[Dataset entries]
****
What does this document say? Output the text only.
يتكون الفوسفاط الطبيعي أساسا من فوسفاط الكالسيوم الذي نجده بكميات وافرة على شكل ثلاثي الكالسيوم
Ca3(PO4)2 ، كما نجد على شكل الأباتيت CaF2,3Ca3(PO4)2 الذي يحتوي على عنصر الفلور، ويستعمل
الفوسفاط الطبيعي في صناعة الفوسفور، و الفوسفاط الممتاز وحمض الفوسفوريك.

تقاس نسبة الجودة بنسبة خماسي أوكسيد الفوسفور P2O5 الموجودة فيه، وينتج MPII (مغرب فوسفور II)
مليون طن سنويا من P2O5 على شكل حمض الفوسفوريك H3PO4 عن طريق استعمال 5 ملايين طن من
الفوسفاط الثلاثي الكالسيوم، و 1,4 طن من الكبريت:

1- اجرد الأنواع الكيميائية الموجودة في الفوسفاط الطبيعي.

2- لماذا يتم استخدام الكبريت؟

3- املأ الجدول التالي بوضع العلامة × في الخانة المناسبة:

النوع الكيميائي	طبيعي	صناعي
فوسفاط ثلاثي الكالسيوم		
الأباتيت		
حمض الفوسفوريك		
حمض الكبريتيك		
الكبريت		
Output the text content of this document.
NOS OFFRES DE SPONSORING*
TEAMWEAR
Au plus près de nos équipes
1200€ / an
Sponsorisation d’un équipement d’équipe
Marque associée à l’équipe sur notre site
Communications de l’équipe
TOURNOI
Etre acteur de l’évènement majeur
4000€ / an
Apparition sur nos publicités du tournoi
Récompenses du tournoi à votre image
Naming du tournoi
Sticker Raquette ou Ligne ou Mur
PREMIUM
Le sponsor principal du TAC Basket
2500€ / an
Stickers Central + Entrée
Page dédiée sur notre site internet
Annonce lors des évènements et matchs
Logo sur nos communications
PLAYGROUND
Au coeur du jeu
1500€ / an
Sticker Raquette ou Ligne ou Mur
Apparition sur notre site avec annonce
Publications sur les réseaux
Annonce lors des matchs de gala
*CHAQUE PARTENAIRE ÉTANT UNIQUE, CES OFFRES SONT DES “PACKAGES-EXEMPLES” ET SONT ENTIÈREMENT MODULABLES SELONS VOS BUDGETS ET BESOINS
****
_Brief_
Retype all of the material above with every character intact.

_Expected answer_
What does this document say? Output the text only.
يتكون الفوسفاط الطبيعي أساسا من فوسفاط الكالسيوم الذي نجده بكميات وافرة على شكل ثلاثي الكالسيوم
Ca3(PO4)2 ، كما نجد على شكل الأباتيت CaF2,3Ca3(PO4)2 الذي يحتوي على عنصر الفلور، ويستعمل
الفوسفاط الطبيعي في صناعة الفوسفور، و الفوسفاط الممتاز وحمض الفوسفوريك.

تقاس نسبة الجودة بنسبة خماسي أوكسيد الفوسفور P2O5 الموجودة فيه، وينتج MPII (مغرب فوسفور II)
مليون طن سنويا من P2O5 على شكل حمض الفوسفوريك H3PO4 عن طريق استعمال 5 ملايين طن من
الفوسفاط الثلاثي الكالسيوم، و 1,4 طن من الكبريت:

1- اجرد الأنواع الكيميائية الموجودة في الفوسفاط الطبيعي.

2- لماذا يتم استخدام الكبريت؟

3- املأ الجدول التالي بوضع العلامة × في الخانة المناسبة:

النوع الكيميائي	طبيعي	صناعي
فوسفاط ثلاثي الكالسيوم		
الأباتيت		
حمض الفوسفوريك		
حمض الكبريتيك		
الكبريت		
Output the text content of this document.
NOS OFFRES DE SPONSORING*
TEAMWEAR
Au plus près de nos équipes
1200€ / an
Sponsorisation d’un équipement d’équipe
Marque associée à l’équipe sur notre site
Communications de l’équipe
TOURNOI
Etre acteur de l’évènement majeur
4000€ / an
Apparition sur nos publicités du tournoi
Récompenses du tournoi à votre image
Naming du tournoi
Sticker Raquette ou Ligne ou Mur
PREMIUM
Le sponsor principal du TAC Basket
2500€ / an
Stickers Central + Entrée
Page dédiée sur notre site internet
Annonce lors des évènements et matchs
Logo sur nos communications
PLAYGROUND
Au coeur du jeu
1500€ / an
Sticker Raquette ou Ligne ou Mur
Apparition sur notre site avec annonce
Publications sur les réseaux
Annonce lors des matchs de gala
*CHAQUE PARTENAIRE ÉTANT UNIQUE, CES OFFRES SONT DES “PACKAGES-EXEMPLES” ET SONT ENTIÈREMENT MODULABLES SELONS VOS BUDGETS ET BESOINS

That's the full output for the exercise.